• Stated problem:
Repeat each entry in full, exactly.

****************************************

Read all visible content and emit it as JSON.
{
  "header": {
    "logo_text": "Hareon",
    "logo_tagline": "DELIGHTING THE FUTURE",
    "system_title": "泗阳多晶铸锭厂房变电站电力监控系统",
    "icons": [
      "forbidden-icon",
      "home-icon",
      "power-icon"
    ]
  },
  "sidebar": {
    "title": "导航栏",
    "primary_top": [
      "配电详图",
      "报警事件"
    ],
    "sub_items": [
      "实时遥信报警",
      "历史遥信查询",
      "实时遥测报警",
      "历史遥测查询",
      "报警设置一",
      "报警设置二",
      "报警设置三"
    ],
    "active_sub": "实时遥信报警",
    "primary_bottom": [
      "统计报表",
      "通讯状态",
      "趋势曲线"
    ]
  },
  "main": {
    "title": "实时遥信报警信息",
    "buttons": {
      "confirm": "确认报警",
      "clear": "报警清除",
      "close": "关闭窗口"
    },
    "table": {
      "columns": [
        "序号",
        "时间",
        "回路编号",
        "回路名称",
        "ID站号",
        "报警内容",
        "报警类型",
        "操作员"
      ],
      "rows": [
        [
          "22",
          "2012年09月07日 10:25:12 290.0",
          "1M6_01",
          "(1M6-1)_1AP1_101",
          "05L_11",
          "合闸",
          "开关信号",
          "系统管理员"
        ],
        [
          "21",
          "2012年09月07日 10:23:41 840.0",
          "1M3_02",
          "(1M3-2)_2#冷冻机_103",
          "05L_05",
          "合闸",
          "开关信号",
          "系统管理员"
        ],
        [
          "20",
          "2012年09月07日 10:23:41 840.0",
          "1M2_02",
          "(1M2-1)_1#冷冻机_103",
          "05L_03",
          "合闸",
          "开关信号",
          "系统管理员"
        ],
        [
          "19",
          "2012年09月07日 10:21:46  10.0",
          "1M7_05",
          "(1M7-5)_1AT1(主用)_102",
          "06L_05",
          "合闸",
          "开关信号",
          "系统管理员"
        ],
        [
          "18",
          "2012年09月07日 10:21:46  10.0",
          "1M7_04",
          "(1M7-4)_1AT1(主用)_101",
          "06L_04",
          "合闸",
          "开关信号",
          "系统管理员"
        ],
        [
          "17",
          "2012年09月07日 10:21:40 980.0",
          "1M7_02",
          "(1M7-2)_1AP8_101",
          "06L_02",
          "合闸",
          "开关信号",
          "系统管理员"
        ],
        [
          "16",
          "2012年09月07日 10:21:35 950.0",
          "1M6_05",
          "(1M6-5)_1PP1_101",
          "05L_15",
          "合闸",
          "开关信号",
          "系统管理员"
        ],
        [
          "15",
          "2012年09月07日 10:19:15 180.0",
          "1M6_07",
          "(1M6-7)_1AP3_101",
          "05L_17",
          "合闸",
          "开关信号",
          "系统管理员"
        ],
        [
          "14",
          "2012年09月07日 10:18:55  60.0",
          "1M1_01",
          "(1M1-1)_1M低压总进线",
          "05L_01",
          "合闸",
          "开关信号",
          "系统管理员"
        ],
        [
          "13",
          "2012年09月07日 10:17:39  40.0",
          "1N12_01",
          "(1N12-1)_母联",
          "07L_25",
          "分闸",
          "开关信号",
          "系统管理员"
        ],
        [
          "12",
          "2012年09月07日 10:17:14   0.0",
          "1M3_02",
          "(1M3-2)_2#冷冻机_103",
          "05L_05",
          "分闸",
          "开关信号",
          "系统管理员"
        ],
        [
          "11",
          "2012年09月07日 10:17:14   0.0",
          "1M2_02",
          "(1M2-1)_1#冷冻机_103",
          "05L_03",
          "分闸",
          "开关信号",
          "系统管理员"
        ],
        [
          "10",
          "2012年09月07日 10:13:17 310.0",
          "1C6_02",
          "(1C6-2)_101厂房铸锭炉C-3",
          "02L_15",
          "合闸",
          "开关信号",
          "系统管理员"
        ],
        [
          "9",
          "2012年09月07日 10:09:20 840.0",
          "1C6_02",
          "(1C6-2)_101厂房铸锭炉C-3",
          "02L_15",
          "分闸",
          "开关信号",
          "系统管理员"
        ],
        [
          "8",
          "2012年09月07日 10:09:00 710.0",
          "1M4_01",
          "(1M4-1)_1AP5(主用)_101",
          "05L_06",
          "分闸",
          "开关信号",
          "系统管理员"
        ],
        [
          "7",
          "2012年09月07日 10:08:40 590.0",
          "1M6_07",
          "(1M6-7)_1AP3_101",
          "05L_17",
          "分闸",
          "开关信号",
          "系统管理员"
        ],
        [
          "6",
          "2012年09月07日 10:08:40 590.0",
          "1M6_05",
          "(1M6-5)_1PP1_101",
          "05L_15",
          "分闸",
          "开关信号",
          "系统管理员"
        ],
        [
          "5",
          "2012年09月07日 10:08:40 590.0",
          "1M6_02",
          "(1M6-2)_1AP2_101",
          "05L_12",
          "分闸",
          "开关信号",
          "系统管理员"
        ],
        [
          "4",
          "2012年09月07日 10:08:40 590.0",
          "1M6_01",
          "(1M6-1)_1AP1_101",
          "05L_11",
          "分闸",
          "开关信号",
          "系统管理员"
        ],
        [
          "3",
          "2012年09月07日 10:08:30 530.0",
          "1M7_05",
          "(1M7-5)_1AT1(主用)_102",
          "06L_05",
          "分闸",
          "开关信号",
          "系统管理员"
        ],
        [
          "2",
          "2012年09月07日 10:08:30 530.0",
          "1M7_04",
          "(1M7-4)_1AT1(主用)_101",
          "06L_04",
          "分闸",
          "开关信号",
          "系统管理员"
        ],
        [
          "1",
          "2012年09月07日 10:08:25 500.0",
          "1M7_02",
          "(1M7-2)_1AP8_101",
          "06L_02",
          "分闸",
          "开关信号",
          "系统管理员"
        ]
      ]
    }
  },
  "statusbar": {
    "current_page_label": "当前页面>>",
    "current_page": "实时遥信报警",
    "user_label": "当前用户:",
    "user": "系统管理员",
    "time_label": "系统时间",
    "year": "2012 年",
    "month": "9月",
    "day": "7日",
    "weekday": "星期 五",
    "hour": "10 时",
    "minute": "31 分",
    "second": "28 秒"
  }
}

****************************************

• Task solution:
Read all visible content and emit it as JSON.
{
  "header": {
    "logo_text": "Hareon",
    "logo_tagline": "DELIGHTING THE FUTURE",
    "system_title": "泗阳多晶铸锭厂房变电站电力监控系统",
    "icons": [
      "forbidden-icon",
      "home-icon",
      "power-icon"
    ]
  },
  "sidebar": {
    "title": "导航栏",
    "primary_top": [
      "配电详图",
      "报警事件"
    ],
    "sub_items": [
      "实时遥信报警",
      "历史遥信查询",
      "实时遥测报警",
      "历史遥测查询",
      "报警设置一",
      "报警设置二",
      "报警设置三"
    ],
    "active_sub": "实时遥信报警",
    "primary_bottom": [
      "统计报表",
      "通讯状态",
      "趋势曲线"
    ]
  },
  "main": {
    "title": "实时遥信报警信息",
    "buttons": {
      "confirm": "确认报警",
      "clear": "报警清除",
      "close": "关闭窗口"
    },
    "table": {
      "columns": [
        "序号",
        "时间",
        "回路编号",
        "回路名称",
        "ID站号",
        "报警内容",
        "报警类型",
        "操作员"
      ],
      "rows": [
        [
          "22",
          "2012年09月07日 10:25:12 290.0",
          "1M6_01",
          "(1M6-1)_1AP1_101",
          "05L_11",
          "合闸",
          "开关信号",
          "系统管理员"
        ],
        [
          "21",
          "2012年09月07日 10:23:41 840.0",
          "1M3_02",
          "(1M3-2)_2#冷冻机_103",
          "05L_05",
          "合闸",
          "开关信号",
          "系统管理员"
        ],
        [
          "20",
          "2012年09月07日 10:23:41 840.0",
          "1M2_02",
          "(1M2-1)_1#冷冻机_103",
          "05L_03",
          "合闸",
          "开关信号",
          "系统管理员"
        ],
        [
          "19",
          "2012年09月07日 10:21:46  10.0",
          "1M7_05",
          "(1M7-5)_1AT1(主用)_102",
          "06L_05",
          "合闸",
          "开关信号",
          "系统管理员"
        ],
        [
          "18",
          "2012年09月07日 10:21:46  10.0",
          "1M7_04",
          "(1M7-4)_1AT1(主用)_101",
          "06L_04",
          "合闸",
          "开关信号",
          "系统管理员"
        ],
        [
          "17",
          "2012年09月07日 10:21:40 980.0",
          "1M7_02",
          "(1M7-2)_1AP8_101",
          "06L_02",
          "合闸",
          "开关信号",
          "系统管理员"
        ],
        [
          "16",
          "2012年09月07日 10:21:35 950.0",
          "1M6_05",
          "(1M6-5)_1PP1_101",
          "05L_15",
          "合闸",
          "开关信号",
          "系统管理员"
        ],
        [
          "15",
          "2012年09月07日 10:19:15 180.0",
          "1M6_07",
          "(1M6-7)_1AP3_101",
          "05L_17",
          "合闸",
          "开关信号",
          "系统管理员"
        ],
        [
          "14",
          "2012年09月07日 10:18:55  60.0",
          "1M1_01",
          "(1M1-1)_1M低压总进线",
          "05L_01",
          "合闸",
          "开关信号",
          "系统管理员"
        ],
        [
          "13",
          "2012年09月07日 10:17:39  40.0",
          "1N12_01",
          "(1N12-1)_母联",
          "07L_25",
          "分闸",
          "开关信号",
          "系统管理员"
        ],
        [
          "12",
          "2012年09月07日 10:17:14   0.0",
          "1M3_02",
          "(1M3-2)_2#冷冻机_103",
          "05L_05",
          "分闸",
          "开关信号",
          "系统管理员"
        ],
        [
          "11",
          "2012年09月07日 10:17:14   0.0",
          "1M2_02",
          "(1M2-1)_1#冷冻机_103",
          "05L_03",
          "分闸",
          "开关信号",
          "系统管理员"
        ],
        [
          "10",
          "2012年09月07日 10:13:17 310.0",
          "1C6_02",
          "(1C6-2)_101厂房铸锭炉C-3",
          "02L_15",
          "合闸",
          "开关信号",
          "系统管理员"
        ],
        [
          "9",
          "2012年09月07日 10:09:20 840.0",
          "1C6_02",
          "(1C6-2)_101厂房铸锭炉C-3",
          "02L_15",
          "分闸",
          "开关信号",
          "系统管理员"
        ],
        [
          "8",
          "2012年09月07日 10:09:00 710.0",
          "1M4_01",
          "(1M4-1)_1AP5(主用)_101",
          "05L_06",
          "分闸",
          "开关信号",
          "系统管理员"
        ],
        [
          "7",
          "2012年09月07日 10:08:40 590.0",
          "1M6_07",
          "(1M6-7)_1AP3_101",
          "05L_17",
          "分闸",
          "开关信号",
          "系统管理员"
        ],
        [
          "6",
          "2012年09月07日 10:08:40 590.0",
          "1M6_05",
          "(1M6-5)_1PP1_101",
          "05L_15",
          "分闸",
          "开关信号",
          "系统管理员"
        ],
        [
          "5",
          "2012年09月07日 10:08:40 590.0",
          "1M6_02",
          "(1M6-2)_1AP2_101",
          "05L_12",
          "分闸",
          "开关信号",
          "系统管理员"
        ],
        [
          "4",
          "2012年09月07日 10:08:40 590.0",
          "1M6_01",
          "(1M6-1)_1AP1_101",
          "05L_11",
          "分闸",
          "开关信号",
          "系统管理员"
        ],
        [
          "3",
          "2012年09月07日 10:08:30 530.0",
          "1M7_05",
          "(1M7-5)_1AT1(主用)_102",
          "06L_05",
          "分闸",
          "开关信号",
          "系统管理员"
        ],
        [
          "2",
          "2012年09月07日 10:08:30 530.0",
          "1M7_04",
          "(1M7-4)_1AT1(主用)_101",
          "06L_04",
          "分闸",
          "开关信号",
          "系统管理员"
        ],
        [
          "1",
          "2012年09月07日 10:08:25 500.0",
          "1M7_02",
          "(1M7-2)_1AP8_101",
          "06L_02",
          "分闸",
          "开关信号",
          "系统管理员"
        ]
      ]
    }
  },
  "statusbar": {
    "current_page_label": "当前页面>>",
    "current_page": "实时遥信报警",
    "user_label": "当前用户:",
    "user": "系统管理员",
    "time_label": "系统时间",
    "year": "2012 年",
    "month": "9月",
    "day": "7日",
    "weekday": "星期 五",
    "hour": "10 时",
    "minute": "31 分",
    "second": "28 秒"
  }
}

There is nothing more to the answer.